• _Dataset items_
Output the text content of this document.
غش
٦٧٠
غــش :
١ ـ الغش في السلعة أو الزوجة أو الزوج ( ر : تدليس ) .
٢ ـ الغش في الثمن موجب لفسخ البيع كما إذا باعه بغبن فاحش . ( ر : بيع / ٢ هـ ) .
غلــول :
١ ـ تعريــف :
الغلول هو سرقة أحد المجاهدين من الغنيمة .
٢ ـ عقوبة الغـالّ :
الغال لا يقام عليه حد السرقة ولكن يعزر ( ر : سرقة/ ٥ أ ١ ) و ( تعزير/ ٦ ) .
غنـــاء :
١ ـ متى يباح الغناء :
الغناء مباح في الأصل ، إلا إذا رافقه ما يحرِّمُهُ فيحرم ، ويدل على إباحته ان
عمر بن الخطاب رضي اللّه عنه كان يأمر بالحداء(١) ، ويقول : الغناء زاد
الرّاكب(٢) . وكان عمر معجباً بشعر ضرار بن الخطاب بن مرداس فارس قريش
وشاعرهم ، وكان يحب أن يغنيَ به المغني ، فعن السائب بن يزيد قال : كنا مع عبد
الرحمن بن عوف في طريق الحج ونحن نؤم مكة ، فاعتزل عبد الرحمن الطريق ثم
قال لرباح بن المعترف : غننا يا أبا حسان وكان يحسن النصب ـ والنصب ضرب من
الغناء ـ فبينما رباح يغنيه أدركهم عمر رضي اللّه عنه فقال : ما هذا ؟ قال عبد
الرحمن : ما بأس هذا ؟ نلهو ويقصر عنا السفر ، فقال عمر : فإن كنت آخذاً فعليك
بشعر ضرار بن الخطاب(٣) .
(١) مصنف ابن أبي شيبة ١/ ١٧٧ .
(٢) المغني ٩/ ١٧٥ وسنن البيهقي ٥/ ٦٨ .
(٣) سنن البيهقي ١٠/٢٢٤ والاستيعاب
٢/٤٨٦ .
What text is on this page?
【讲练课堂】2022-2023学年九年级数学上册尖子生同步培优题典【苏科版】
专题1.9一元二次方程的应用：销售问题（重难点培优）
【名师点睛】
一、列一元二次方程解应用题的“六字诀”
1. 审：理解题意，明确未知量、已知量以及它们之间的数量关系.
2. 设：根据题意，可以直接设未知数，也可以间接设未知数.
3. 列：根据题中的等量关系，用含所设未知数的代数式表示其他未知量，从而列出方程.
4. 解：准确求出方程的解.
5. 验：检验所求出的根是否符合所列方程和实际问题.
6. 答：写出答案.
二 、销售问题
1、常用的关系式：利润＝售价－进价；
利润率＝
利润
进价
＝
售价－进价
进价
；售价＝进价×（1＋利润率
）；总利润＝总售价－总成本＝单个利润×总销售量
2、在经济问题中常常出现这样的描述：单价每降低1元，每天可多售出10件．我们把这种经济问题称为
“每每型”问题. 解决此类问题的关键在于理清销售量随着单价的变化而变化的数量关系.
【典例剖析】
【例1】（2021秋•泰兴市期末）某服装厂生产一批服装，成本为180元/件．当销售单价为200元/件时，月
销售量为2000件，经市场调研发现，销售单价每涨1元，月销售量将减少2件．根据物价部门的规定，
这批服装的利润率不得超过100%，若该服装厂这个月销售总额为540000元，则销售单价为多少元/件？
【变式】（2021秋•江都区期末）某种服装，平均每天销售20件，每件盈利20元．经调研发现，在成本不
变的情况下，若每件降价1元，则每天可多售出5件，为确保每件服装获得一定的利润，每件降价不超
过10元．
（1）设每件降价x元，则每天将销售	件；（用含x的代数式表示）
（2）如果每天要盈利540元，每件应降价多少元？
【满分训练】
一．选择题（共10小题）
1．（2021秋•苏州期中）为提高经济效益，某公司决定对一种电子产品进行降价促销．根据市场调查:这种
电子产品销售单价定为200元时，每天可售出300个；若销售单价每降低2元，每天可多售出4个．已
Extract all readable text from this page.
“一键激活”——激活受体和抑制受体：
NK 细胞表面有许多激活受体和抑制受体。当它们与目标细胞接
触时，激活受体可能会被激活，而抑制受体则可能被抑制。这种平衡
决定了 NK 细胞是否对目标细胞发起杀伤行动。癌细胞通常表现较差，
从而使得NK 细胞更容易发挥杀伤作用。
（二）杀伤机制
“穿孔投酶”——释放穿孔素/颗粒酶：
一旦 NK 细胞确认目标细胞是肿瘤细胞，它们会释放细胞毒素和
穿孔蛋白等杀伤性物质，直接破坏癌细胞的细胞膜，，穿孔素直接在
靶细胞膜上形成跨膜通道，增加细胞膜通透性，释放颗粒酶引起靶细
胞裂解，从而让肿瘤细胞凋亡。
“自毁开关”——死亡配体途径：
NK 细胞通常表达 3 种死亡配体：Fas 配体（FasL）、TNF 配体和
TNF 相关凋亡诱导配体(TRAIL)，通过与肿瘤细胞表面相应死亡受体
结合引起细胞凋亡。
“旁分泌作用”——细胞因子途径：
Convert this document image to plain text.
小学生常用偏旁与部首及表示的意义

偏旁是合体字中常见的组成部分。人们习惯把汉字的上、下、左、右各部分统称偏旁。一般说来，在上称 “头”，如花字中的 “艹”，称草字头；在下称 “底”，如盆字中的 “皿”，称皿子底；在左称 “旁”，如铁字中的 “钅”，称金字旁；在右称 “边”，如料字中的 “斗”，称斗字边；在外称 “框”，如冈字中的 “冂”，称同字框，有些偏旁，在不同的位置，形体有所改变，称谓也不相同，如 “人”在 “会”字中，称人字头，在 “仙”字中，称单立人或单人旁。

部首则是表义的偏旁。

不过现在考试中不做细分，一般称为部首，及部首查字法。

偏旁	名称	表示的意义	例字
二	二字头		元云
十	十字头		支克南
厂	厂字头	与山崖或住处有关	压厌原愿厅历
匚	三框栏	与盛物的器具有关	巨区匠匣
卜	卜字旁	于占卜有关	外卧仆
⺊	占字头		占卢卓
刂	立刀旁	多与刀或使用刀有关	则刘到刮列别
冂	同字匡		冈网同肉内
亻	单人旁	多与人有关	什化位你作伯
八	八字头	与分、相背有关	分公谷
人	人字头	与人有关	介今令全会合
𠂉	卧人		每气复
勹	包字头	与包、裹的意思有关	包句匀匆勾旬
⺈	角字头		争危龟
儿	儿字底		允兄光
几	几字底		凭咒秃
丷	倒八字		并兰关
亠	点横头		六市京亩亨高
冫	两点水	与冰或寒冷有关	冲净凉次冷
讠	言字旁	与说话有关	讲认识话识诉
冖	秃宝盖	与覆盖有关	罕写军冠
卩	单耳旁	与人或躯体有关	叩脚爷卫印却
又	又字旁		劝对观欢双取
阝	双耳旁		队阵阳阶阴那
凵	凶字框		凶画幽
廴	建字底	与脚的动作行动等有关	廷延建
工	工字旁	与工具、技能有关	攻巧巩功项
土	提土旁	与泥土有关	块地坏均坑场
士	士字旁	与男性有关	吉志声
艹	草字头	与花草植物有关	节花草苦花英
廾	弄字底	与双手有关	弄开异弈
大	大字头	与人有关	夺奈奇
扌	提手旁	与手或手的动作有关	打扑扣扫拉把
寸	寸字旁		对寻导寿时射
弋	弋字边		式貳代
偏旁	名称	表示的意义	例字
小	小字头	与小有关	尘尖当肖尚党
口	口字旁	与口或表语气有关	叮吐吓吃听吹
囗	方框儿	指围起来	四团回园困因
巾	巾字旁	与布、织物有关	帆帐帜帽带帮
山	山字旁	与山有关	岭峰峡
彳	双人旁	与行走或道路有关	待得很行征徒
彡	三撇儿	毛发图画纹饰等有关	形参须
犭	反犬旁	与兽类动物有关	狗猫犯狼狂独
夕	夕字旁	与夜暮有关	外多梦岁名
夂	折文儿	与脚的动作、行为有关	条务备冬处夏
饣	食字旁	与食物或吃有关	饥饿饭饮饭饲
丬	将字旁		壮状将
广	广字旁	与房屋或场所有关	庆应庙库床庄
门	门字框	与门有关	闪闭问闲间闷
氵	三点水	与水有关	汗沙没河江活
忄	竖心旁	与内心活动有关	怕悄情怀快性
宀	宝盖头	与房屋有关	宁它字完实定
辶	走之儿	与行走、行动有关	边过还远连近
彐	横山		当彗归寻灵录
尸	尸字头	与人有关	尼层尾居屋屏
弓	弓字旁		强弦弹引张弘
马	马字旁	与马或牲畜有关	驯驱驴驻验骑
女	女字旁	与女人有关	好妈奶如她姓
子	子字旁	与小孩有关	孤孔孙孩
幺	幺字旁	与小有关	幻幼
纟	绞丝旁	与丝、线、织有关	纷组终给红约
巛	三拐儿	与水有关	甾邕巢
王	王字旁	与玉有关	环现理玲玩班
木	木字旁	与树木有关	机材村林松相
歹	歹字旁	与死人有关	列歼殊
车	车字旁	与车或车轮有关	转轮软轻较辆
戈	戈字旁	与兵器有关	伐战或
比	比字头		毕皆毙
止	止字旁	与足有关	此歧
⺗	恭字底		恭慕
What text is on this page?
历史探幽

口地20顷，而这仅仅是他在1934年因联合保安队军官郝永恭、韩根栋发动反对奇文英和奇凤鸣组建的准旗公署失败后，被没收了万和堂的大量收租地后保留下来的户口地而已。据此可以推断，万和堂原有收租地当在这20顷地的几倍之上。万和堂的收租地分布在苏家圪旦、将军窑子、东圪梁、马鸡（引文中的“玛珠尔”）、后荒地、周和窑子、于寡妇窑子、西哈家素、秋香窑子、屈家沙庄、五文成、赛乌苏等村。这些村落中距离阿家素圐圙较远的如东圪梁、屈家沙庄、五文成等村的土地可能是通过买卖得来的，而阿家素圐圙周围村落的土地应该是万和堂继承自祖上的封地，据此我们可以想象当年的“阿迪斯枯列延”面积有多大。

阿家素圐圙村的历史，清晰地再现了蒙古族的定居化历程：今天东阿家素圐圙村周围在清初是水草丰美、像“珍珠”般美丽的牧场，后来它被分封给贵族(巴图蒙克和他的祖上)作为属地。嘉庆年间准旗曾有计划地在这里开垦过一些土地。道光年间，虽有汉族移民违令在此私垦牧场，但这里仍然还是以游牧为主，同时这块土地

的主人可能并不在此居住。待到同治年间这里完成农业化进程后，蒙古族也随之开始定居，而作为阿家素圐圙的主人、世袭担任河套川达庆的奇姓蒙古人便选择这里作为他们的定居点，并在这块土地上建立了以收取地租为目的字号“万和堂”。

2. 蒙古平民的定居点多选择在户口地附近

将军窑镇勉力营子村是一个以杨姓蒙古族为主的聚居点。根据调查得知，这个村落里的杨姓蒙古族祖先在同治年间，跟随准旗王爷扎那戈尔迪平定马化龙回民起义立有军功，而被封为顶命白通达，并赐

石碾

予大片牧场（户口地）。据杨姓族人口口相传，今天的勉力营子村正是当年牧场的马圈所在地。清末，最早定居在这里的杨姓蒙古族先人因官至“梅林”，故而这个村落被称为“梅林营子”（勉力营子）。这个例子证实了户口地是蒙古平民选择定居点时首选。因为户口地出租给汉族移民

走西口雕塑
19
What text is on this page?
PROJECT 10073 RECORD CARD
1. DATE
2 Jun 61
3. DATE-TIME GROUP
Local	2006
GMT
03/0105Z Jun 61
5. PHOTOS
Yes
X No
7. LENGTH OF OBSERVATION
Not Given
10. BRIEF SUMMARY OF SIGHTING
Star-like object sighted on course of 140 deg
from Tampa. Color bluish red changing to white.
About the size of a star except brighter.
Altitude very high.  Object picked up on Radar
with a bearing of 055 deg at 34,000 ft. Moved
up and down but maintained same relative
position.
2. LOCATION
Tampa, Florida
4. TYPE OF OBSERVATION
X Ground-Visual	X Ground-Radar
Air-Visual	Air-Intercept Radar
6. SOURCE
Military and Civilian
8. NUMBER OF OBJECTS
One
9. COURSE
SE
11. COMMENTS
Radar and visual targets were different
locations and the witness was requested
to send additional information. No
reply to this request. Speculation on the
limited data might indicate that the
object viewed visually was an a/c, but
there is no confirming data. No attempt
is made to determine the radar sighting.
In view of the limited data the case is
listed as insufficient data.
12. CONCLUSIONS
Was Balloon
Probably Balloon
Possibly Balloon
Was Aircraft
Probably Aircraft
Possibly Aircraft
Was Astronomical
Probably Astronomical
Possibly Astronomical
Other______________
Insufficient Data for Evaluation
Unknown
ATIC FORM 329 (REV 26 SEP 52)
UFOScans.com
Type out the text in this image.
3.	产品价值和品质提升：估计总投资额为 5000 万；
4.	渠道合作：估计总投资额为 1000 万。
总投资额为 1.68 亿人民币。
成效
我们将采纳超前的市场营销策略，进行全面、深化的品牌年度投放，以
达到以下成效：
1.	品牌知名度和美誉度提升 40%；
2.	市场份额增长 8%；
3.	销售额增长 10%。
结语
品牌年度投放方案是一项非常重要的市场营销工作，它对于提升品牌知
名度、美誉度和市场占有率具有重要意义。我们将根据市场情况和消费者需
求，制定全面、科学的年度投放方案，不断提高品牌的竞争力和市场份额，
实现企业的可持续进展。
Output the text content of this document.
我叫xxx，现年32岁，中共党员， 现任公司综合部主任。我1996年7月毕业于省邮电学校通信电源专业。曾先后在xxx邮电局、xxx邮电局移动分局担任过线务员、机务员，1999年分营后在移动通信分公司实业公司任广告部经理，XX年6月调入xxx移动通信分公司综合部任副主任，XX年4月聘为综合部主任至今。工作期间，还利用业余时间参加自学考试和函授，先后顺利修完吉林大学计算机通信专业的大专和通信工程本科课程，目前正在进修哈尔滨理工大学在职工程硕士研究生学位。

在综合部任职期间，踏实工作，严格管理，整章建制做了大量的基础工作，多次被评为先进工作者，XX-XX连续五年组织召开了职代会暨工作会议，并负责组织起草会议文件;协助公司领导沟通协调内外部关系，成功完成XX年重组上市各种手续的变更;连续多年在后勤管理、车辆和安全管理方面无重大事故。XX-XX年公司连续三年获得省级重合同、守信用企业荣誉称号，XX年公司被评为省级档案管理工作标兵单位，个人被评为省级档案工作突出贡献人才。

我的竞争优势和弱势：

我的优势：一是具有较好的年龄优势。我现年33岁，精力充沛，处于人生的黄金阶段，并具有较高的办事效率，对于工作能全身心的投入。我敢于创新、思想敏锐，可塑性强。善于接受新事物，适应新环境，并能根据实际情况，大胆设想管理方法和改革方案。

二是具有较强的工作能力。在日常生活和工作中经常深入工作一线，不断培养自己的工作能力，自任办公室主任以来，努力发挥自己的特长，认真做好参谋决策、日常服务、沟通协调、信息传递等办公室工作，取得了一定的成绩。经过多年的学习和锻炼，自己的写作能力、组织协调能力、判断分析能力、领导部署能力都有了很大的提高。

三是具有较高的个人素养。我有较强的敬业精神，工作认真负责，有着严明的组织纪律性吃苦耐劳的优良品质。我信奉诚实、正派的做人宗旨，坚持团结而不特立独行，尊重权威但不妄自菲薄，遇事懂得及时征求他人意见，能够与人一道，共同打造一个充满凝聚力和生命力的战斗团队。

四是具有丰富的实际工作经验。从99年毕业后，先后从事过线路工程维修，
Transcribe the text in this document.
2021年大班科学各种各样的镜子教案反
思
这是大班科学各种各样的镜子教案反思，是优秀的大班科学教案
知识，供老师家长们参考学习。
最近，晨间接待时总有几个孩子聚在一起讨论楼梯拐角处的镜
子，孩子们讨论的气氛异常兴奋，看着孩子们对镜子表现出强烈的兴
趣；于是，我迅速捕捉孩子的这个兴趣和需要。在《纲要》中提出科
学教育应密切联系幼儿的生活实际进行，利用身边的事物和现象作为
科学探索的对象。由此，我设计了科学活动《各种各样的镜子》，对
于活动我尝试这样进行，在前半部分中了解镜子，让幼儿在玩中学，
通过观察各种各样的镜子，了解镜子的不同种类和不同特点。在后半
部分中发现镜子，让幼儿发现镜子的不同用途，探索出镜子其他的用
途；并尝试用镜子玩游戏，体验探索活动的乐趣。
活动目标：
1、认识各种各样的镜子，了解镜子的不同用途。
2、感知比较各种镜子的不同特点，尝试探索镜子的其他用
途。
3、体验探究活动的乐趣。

• _CHALLENGE_
Pick out and copy the lines of the material that include the word "this".

• _REPLY TO THE TASK_
Output the text content of this document.
What text is on this page?
Extract all readable text from this page.
Convert this document image to plain text.
What text is on this page?
What text is on this page?
reply to this request. Speculation on the
Type out the text in this image.
Output the text content of this document.
Transcribe the text in this document.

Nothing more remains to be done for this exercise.